[What the task asks]
Copy out the listing that follows, exactly, without its pictures.

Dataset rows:
________________
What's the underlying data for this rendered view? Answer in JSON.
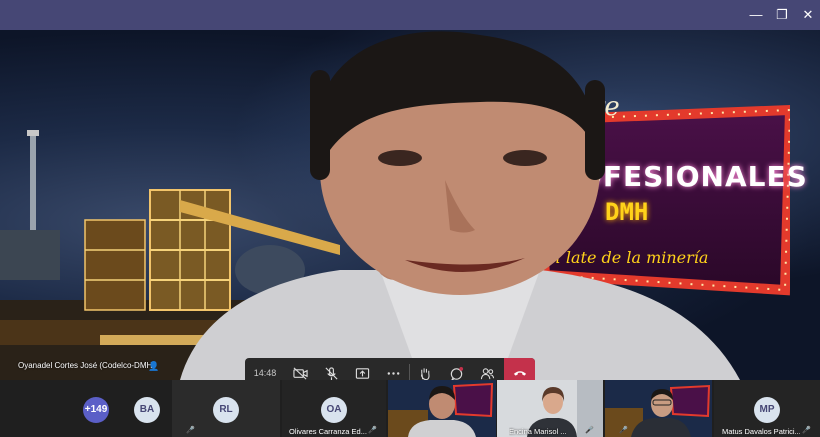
{
  "window": {
    "minimize": "—",
    "restore": "❐",
    "close": "✕"
  },
  "background": {
    "sign_line1": "al aire",
    "sign_line2": "PROFESIONALES",
    "sign_line3": "DMH",
    "sign_line4": "El late de la minería"
  },
  "speaker": {
    "name": "Oyanadel Cortes José (Codelco-DMH)"
  },
  "controls": {
    "timer": "14:48"
  },
  "gallery": {
    "overflow_count": "+149",
    "avatars": [
      {
        "initials": "BA",
        "color": "#d9e3ee"
      },
      {
        "initials": "RL",
        "color": "#d9e3ee"
      },
      {
        "initials": "OA",
        "color": "#d9e3ee"
      },
      {
        "initials": "MP",
        "color": "#d9e3ee"
      }
    ],
    "names": {
      "oa": "Olivares Carranza Ed...",
      "video2": "Encina Marisol ...",
      "mp": "Matus Davalos Patrici..."
    }
  },
  "colors": {
    "titlebar": "#464775",
    "leave": "#c4314b",
    "overflow_badge": "#5b5fc7"
  }
}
________________
[Task answer]
What's the underlying data for this rendered view? Answer in JSON.
{
  "window": {
    "minimize": "—",
    "restore": "❐",
    "close": "✕"
  },
  "background": {
    "sign_line1": "al aire",
    "sign_line2": "PROFESIONALES",
    "sign_line3": "DMH",
    "sign_line4": "El late de la minería"
  },
  "speaker": {
    "name": "Oyanadel Cortes José (Codelco-DMH)"
  },
  "controls": {
    "timer": "14:48"
  },
  "gallery": {
    "overflow_count": "+149",
    "avatars": [
      {
        "initials": "BA",
        "color": "#d9e3ee"
      },
      {
        "initials": "RL",
        "color": "#d9e3ee"
      },
      {
        "initials": "OA",
        "color": "#d9e3ee"
      },
      {
        "initials": "MP",
        "color": "#d9e3ee"
      }
    ],
    "names": {
      "oa": "Olivares Carranza Ed...",
      "video2": "Encina Marisol ...",
      "mp": "Matus Davalos Patrici..."
    }
  },
  "colors": {
    "titlebar": "#464775",
    "leave": "#c4314b",
    "overflow_badge": "#5b5fc7"
  }
}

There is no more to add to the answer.